目的:克隆猪Myf6基因的3'UTR,获得其完整的cDNA序列,寻找myf6基因中存在的SNPs。方法:采用电脑克隆和RACE技术,克隆Myf6 基因的3'UTR 序列和DNA序列。以华中农业大学试验猪场2002年屠宰的大白猪、长白猪和梅山猪等三个品种和大白猪×长白猪、长白猪×大白猪、大白猪×梅山猪、梅山猪×大白猪等四个杂交组合群体(共321 头)以及2000、2003、2004 年屠宰的大白猪×梅山猪杂种猪F2 代群体(共393头)为试验猪群,对猪Myf6基因3'UTR中存在的SNP进行了验证与基因型分型。结果:扩增出了Myf6 基因3'UTR 长638bp, GenBank 登录号为DQ139774。在该区域发现一处A/C突变引起了酶切位点TasⅠ的改变,在8个群体中检测了该位点的基因型频率分布。结论:获得猪Myf6基因的3'UTR,对其中存在的SNP进行了基因分型和基因型频率检测。
* * * * *
◆ 任务要求:
从最后一句之后接着写，把关于猪Myf6基因3'UTR克隆与SNP分型的这段摘要续写下去。 下面这些行取自另一来源。

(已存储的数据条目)
* * * * *
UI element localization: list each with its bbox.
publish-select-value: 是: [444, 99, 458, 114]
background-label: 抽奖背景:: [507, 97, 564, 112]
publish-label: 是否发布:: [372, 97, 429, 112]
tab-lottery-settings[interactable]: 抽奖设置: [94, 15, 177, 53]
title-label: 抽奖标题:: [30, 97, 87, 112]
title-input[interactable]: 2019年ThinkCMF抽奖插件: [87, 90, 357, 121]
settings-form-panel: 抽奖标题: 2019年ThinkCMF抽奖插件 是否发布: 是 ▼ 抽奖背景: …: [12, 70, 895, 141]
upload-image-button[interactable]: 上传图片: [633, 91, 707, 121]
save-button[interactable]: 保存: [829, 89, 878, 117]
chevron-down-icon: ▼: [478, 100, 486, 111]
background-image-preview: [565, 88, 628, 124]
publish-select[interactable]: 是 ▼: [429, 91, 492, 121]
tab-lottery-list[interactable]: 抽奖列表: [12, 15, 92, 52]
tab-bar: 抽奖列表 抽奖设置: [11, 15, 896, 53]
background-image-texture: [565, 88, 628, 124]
* * * * *
◆ 本题答案:
IMS: To clone 3'UTR sequence and find SNPs in the the porcine Myf6 gene. METHODS: Using rapid amplification of cDNA ends (RACE) technology, we obtained 3'UTR of Myf6 gene. SNPs in porcine Myf6 gene were studied in different pig breeds by sequencing, RESULTS: we obtain the 3'UTR of the porcine Myf6 gene, GenBank accession number DQ139774, 3'UTR 638bp. 8 SNPs were obtained in the porcine Myf6 gene. Of 4 are transversion mutations, 4 are transition mutations. One novel SNP, an A/C substitution in the 3'UTR of Myf6 gene, was found by sequencing. The SNP could be detected using the TasI restriction enzyme. We analyzed the distributions of genotypes in different pig populations. CONCLUSION: The 3'UTR of porcine Myf6 gene was successfully cloned. Allele frequencies and distributions of genotypes for this SNP were studied in different pig populations.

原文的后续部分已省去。